--- Exercise input Enclosed Below ---

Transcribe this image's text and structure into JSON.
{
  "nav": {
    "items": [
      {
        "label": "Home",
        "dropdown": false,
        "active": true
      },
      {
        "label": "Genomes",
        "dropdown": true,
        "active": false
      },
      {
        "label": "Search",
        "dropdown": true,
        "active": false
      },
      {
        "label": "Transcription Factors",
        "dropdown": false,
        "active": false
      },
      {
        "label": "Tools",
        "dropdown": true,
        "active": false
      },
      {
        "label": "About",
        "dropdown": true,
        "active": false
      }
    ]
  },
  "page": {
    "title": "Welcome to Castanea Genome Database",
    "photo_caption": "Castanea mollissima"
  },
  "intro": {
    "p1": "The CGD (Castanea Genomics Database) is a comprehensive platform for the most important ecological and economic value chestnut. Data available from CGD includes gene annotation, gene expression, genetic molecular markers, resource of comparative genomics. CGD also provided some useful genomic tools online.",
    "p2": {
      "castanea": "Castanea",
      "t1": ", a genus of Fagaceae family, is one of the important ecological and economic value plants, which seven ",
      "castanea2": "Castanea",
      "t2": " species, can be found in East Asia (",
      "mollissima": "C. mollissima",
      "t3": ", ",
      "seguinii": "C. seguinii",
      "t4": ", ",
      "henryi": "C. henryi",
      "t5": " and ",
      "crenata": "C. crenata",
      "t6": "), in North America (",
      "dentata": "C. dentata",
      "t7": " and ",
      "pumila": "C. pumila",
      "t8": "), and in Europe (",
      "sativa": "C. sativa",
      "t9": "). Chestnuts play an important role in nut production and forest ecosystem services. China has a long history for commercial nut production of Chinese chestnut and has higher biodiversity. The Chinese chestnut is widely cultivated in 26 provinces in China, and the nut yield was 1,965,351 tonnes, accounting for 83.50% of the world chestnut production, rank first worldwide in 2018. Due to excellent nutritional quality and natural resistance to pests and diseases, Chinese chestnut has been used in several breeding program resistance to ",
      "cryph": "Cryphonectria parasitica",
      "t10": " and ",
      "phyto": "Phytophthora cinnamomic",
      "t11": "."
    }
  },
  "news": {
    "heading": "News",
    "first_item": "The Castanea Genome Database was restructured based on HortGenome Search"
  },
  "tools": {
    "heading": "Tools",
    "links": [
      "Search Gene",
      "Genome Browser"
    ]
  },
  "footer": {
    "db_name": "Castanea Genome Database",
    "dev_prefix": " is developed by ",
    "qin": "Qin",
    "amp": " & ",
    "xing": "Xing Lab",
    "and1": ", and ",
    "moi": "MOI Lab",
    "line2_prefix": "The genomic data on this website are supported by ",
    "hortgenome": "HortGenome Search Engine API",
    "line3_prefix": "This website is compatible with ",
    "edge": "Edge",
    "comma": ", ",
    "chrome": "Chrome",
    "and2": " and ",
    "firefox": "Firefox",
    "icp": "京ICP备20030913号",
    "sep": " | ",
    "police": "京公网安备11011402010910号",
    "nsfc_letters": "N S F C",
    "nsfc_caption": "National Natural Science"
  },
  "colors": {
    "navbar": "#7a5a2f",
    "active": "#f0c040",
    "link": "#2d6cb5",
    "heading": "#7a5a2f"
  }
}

--- End of Enclosed Exercise input ---

◆ **Brief**
Each entry is to be given again, exactly as it stands.

◆ **Output of the task**
Transcribe this image's text and structure into JSON.
{
  "nav": {
    "items": [
      {
        "label": "Home",
        "dropdown": false,
        "active": true
      },
      {
        "label": "Genomes",
        "dropdown": true,
        "active": false
      },
      {
        "label": "Search",
        "dropdown": true,
        "active": false
      },
      {
        "label": "Transcription Factors",
        "dropdown": false,
        "active": false
      },
      {
        "label": "Tools",
        "dropdown": true,
        "active": false
      },
      {
        "label": "About",
        "dropdown": true,
        "active": false
      }
    ]
  },
  "page": {
    "title": "Welcome to Castanea Genome Database",
    "photo_caption": "Castanea mollissima"
  },
  "intro": {
    "p1": "The CGD (Castanea Genomics Database) is a comprehensive platform for the most important ecological and economic value chestnut. Data available from CGD includes gene annotation, gene expression, genetic molecular markers, resource of comparative genomics. CGD also provided some useful genomic tools online.",
    "p2": {
      "castanea": "Castanea",
      "t1": ", a genus of Fagaceae family, is one of the important ecological and economic value plants, which seven ",
      "castanea2": "Castanea",
      "t2": " species, can be found in East Asia (",
      "mollissima": "C. mollissima",
      "t3": ", ",
      "seguinii": "C. seguinii",
      "t4": ", ",
      "henryi": "C. henryi",
      "t5": " and ",
      "crenata": "C. crenata",
      "t6": "), in North America (",
      "dentata": "C. dentata",
      "t7": " and ",
      "pumila": "C. pumila",
      "t8": "), and in Europe (",
      "sativa": "C. sativa",
      "t9": "). Chestnuts play an important role in nut production and forest ecosystem services. China has a long history for commercial nut production of Chinese chestnut and has higher biodiversity. The Chinese chestnut is widely cultivated in 26 provinces in China, and the nut yield was 1,965,351 tonnes, accounting for 83.50% of the world chestnut production, rank first worldwide in 2018. Due to excellent nutritional quality and natural resistance to pests and diseases, Chinese chestnut has been used in several breeding program resistance to ",
      "cryph": "Cryphonectria parasitica",
      "t10": " and ",
      "phyto": "Phytophthora cinnamomic",
      "t11": "."
    }
  },
  "news": {
    "heading": "News",
    "first_item": "The Castanea Genome Database was restructured based on HortGenome Search"
  },
  "tools": {
    "heading": "Tools",
    "links": [
      "Search Gene",
      "Genome Browser"
    ]
  },
  "footer": {
    "db_name": "Castanea Genome Database",
    "dev_prefix": " is developed by ",
    "qin": "Qin",
    "amp": " & ",
    "xing": "Xing Lab",
    "and1": ", and ",
    "moi": "MOI Lab",
    "line2_prefix": "The genomic data on this website are supported by ",
    "hortgenome": "HortGenome Search Engine API",
    "line3_prefix": "This website is compatible with ",
    "edge": "Edge",
    "comma": ", ",
    "chrome": "Chrome",
    "and2": " and ",
    "firefox": "Firefox",
    "icp": "京ICP备20030913号",
    "sep": " | ",
    "police": "京公网安备11011402010910号",
    "nsfc_letters": "N S F C",
    "nsfc_caption": "National Natural Science"
  },
  "colors": {
    "navbar": "#7a5a2f",
    "active": "#f0c040",
    "link": "#2d6cb5",
    "heading": "#7a5a2f"
  }
}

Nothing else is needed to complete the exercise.